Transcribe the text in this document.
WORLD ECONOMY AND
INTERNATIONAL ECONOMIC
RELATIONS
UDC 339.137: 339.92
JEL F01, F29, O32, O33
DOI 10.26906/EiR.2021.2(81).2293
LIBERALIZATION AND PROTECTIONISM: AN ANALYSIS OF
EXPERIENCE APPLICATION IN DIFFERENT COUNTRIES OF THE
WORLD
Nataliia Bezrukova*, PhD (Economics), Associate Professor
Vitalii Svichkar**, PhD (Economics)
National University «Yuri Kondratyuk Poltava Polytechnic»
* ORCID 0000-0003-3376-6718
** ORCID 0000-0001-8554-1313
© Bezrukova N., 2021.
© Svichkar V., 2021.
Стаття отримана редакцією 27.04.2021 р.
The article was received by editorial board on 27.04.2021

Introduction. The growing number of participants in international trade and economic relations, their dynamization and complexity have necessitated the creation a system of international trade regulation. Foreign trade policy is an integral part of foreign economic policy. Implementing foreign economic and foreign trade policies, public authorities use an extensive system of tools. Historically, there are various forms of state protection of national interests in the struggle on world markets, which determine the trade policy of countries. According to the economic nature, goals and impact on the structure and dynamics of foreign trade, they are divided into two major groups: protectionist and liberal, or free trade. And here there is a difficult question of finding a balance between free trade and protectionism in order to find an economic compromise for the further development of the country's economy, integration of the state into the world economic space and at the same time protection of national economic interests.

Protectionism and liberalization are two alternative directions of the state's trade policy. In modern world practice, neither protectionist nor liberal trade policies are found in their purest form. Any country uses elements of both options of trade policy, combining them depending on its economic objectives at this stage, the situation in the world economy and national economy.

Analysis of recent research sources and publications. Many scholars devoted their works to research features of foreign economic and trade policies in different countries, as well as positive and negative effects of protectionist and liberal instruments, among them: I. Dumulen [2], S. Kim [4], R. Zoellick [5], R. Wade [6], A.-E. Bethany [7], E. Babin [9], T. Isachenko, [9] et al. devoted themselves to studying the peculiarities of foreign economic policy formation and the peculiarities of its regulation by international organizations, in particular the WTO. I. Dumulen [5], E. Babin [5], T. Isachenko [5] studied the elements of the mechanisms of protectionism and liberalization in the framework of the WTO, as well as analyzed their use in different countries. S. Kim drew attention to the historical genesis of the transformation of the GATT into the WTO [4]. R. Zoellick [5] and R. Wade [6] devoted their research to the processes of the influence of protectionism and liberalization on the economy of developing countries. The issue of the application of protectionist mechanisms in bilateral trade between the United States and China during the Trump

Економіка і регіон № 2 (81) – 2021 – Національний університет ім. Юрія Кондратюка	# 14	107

------------------------

▶ _What you will do_: This exercise calls for repeating every line of the data exactly.

▶ _Solution_:
Transcribe the text in this document.
WORLD ECONOMY AND
INTERNATIONAL ECONOMIC
RELATIONS
UDC 339.137: 339.92
JEL F01, F29, O32, O33
DOI 10.26906/EiR.2021.2(81).2293
LIBERALIZATION AND PROTECTIONISM: AN ANALYSIS OF
EXPERIENCE APPLICATION IN DIFFERENT COUNTRIES OF THE
WORLD
Nataliia Bezrukova*, PhD (Economics), Associate Professor
Vitalii Svichkar**, PhD (Economics)
National University «Yuri Kondratyuk Poltava Polytechnic»
* ORCID 0000-0003-3376-6718
** ORCID 0000-0001-8554-1313
© Bezrukova N., 2021.
© Svichkar V., 2021.
Стаття отримана редакцією 27.04.2021 р.
The article was received by editorial board on 27.04.2021

Introduction. The growing number of participants in international trade and economic relations, their dynamization and complexity have necessitated the creation a system of international trade regulation. Foreign trade policy is an integral part of foreign economic policy. Implementing foreign economic and foreign trade policies, public authorities use an extensive system of tools. Historically, there are various forms of state protection of national interests in the struggle on world markets, which determine the trade policy of countries. According to the economic nature, goals and impact on the structure and dynamics of foreign trade, they are divided into two major groups: protectionist and liberal, or free trade. And here there is a difficult question of finding a balance between free trade and protectionism in order to find an economic compromise for the further development of the country's economy, integration of the state into the world economic space and at the same time protection of national economic interests.

Protectionism and liberalization are two alternative directions of the state's trade policy. In modern world practice, neither protectionist nor liberal trade policies are found in their purest form. Any country uses elements of both options of trade policy, combining them depending on its economic objectives at this stage, the situation in the world economy and national economy.

Analysis of recent research sources and publications. Many scholars devoted their works to research features of foreign economic and trade policies in different countries, as well as positive and negative effects of protectionist and liberal instruments, among them: I. Dumulen [2], S. Kim [4], R. Zoellick [5], R. Wade [6], A.-E. Bethany [7], E. Babin [9], T. Isachenko, [9] et al. devoted themselves to studying the peculiarities of foreign economic policy formation and the peculiarities of its regulation by international organizations, in particular the WTO. I. Dumulen [5], E. Babin [5], T. Isachenko [5] studied the elements of the mechanisms of protectionism and liberalization in the framework of the WTO, as well as analyzed their use in different countries. S. Kim drew attention to the historical genesis of the transformation of the GATT into the WTO [4]. R. Zoellick [5] and R. Wade [6] devoted their research to the processes of the influence of protectionism and liberalization on the economy of developing countries. The issue of the application of protectionist mechanisms in bilateral trade between the United States and China during the Trump

Економіка і регіон № 2 (81) – 2021 – Національний університет ім. Юрія Кондратюка	# 14	107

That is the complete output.